所示文段:
如前所述,亞里士多德把科學知識分為理論知識、實踐知識和創製知識。現在讓我們來看一看他的「實踐知識」。亞里士多德所說的「實踐知識」包括討論個人的「倫理學」、討論家庭的「家政學」和討論城邦的「政治學」。我們在此只討論他的倫理學。

亞里士多德最重要的倫理學著作是《尼各馬科倫理學》,如果他遺留下來的著作中有哪一部是出自他自己之手,那一定是這部著作。

希臘語中的「倫理」(ethike)出於「習慣」(ethos)。亞里士多德說:「德性分為兩類:一類是理智的,一類是倫理的。理智德性主要由教導而生成、由培養而增長,所以需要經驗和時間。倫理德性則是由風俗習慣沿襲而來,因此把『習慣』(ethos)一詞的拼寫方法略加改動,就有了『倫理』這個名稱。由此可見,對於我們,沒有一種倫理德性是自然生成的。因為,沒有一種自然存在的東西能夠改變習性。例如,石塊的本性是下落,即使你把它向上拋一萬次也不行,同樣不能使火焰下降。凡是自然如此的東西,都不能用習慣改變它。所以,我們的德性既非出於本性,也非反乎本性生成,而是自然地接受了它們,通過習慣而達到完成。」(注19:亞里士多德:《尼各馬科倫理學》,苗力田譯,第27—28頁,中國社會科學出版社,1999年。)倫理道德既不是完全由教育產生,也不是完全由自然產生,而是從自然接受過來又通過習慣使它完善的。所以亞里士多德並不否認教導的作用,但更強調習慣的影響,這種習慣不同於習俗,而是在社會生活中形成的行為規範。(注20:關於亞里士多德的倫理學,參見汪子嵩等:《希臘哲學史》,第三卷,第908頁以下諸頁,人民出版社,2003年。)

倫理學的主題不是以認識為目的,而是為了實踐:「我們探討不是為了知道德性是什麼,而是為了成為善良的人」(注21:《尼各馬科倫理學》,第29頁。)。在某種意義上說,有兩個問題需要我們思考,其一是,什麼是最好的生活方式?其二是,當情況不明顯的時候,我們怎樣確定什麼是應該做的?(注22:參見〔美〕加勒特·湯姆森、馬歇爾·米斯納:《亞里士多德》,第79頁,中華書局,2002年。)

所供資料:

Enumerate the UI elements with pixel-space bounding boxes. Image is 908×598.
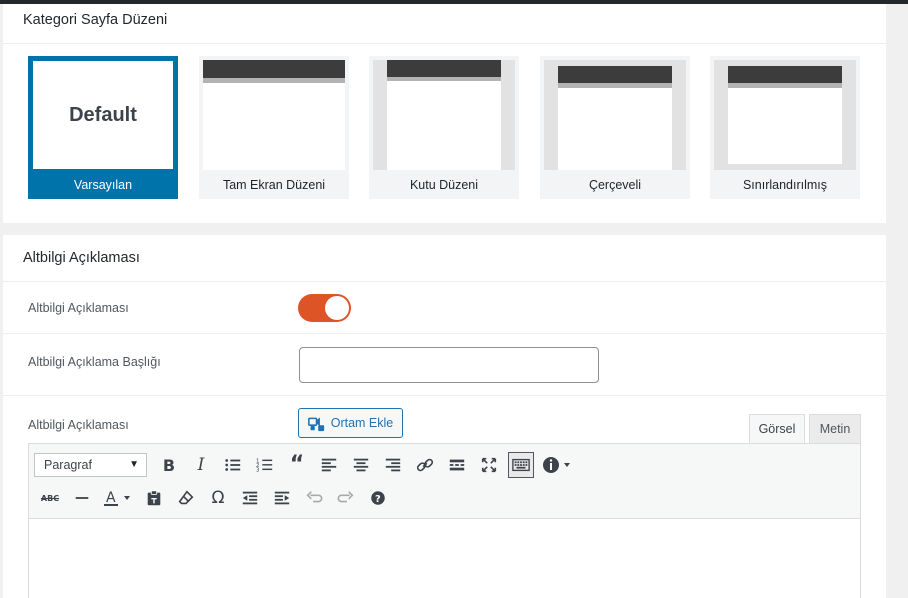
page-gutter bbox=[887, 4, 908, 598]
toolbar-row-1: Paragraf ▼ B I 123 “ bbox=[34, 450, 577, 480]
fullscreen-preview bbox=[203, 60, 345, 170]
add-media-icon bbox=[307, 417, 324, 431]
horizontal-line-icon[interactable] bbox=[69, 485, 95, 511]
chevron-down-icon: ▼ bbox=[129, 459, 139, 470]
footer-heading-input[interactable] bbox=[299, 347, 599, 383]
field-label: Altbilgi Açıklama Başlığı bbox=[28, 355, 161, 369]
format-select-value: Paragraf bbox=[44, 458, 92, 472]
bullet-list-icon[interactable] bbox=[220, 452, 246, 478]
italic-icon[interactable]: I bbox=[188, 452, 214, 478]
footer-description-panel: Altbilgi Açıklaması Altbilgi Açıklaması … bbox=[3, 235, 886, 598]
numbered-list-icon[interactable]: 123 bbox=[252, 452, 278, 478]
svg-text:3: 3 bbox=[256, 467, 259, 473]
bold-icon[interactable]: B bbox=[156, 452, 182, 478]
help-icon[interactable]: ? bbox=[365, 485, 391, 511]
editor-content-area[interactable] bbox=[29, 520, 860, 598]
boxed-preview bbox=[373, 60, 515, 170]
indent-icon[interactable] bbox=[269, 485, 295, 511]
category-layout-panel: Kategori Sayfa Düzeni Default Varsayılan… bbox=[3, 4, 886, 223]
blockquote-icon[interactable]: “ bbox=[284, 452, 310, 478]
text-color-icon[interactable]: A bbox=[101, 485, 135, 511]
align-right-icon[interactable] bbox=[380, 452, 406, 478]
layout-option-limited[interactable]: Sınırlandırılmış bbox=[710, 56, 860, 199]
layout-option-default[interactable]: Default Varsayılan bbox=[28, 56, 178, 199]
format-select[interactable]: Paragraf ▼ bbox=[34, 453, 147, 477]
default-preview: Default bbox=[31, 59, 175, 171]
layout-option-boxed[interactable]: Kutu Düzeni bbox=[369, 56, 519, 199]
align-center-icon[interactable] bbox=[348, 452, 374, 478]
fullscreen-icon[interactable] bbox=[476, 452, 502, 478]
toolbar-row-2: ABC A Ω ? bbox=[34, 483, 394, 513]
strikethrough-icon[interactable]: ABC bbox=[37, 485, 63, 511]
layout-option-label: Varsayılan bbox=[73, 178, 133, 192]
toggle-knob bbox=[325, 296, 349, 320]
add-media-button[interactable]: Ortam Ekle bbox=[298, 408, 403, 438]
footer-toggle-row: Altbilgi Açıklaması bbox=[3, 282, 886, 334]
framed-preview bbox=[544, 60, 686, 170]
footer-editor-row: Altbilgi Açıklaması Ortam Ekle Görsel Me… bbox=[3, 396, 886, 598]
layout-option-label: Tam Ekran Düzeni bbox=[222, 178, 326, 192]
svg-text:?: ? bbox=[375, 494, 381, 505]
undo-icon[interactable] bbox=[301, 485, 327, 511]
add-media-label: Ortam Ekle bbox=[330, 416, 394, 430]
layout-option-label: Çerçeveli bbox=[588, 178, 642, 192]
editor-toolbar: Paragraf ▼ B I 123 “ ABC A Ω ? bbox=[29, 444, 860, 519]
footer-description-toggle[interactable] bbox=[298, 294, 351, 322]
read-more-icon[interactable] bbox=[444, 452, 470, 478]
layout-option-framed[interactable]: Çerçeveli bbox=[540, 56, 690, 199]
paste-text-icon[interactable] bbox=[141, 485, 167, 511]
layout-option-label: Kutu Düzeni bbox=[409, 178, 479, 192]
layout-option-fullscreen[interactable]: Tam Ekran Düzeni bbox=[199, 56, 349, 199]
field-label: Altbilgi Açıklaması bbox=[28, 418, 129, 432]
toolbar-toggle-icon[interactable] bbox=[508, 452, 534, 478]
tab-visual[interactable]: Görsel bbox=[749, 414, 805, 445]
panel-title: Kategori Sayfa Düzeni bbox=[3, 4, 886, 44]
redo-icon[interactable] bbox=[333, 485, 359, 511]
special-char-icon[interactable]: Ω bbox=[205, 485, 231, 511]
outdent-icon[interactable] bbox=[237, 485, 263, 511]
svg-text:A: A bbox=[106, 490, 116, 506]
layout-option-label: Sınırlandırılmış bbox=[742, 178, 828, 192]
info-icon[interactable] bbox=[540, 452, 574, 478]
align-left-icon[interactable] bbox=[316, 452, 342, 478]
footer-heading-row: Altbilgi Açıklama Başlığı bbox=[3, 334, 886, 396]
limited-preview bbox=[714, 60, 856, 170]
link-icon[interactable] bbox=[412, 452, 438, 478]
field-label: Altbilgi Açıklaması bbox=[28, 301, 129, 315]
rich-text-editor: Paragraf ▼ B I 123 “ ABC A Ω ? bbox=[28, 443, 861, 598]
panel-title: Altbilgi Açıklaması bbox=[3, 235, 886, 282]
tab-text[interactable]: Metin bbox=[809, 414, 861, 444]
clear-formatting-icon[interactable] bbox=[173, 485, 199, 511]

待完成任務: 請逐字抄錄關於亞里士多德倫理學的文段中介於「希臘語中的「倫理」(ethi」與「8頁以下諸頁,人民出版社,2003年。)」之間的部分,首尾兩處皆須包括在內。 作答時僅可依據上述文段。

完整作答:
希臘語中的「倫理」(ethike)出於「習慣」(ethos)。亞里士多德說:「德性分為兩類:一類是理智的,一類是倫理的。理智德性主要由教導而生成、由培養而增長,所以需要經驗和時間。倫理德性則是由風俗習慣沿襲而來,因此把『習慣』(ethos)一詞的拼寫方法略加改動,就有了『倫理』這個名稱。由此可見,對於我們,沒有一種倫理德性是自然生成的。因為,沒有一種自然存在的東西能夠改變習性。例如,石塊的本性是下落,即使你把它向上拋一萬次也不行,同樣不能使火焰下降。凡是自然如此的東西,都不能用習慣改變它。所以,我們的德性既非出於本性,也非反乎本性生成,而是自然地接受了它們,通過習慣而達到完成。」(注19:亞里士多德:《尼各馬科倫理學》,苗力田譯,第27—28頁,中國社會科學出版社,1999年。)倫理道德既不是完全由教育產生,也不是完全由自然產生,而是從自然接受過來又通過習慣使它完善的。所以亞里士多德並不否認教導的作用,但更強調習慣的影響,這種習慣不同於習俗,而是在社會生活中形成的行為規範。(注20:關於亞里士多德的倫理學,參見汪子嵩等:《希臘哲學史》,第三卷,第908頁以下諸頁,人民出版社,2003年。)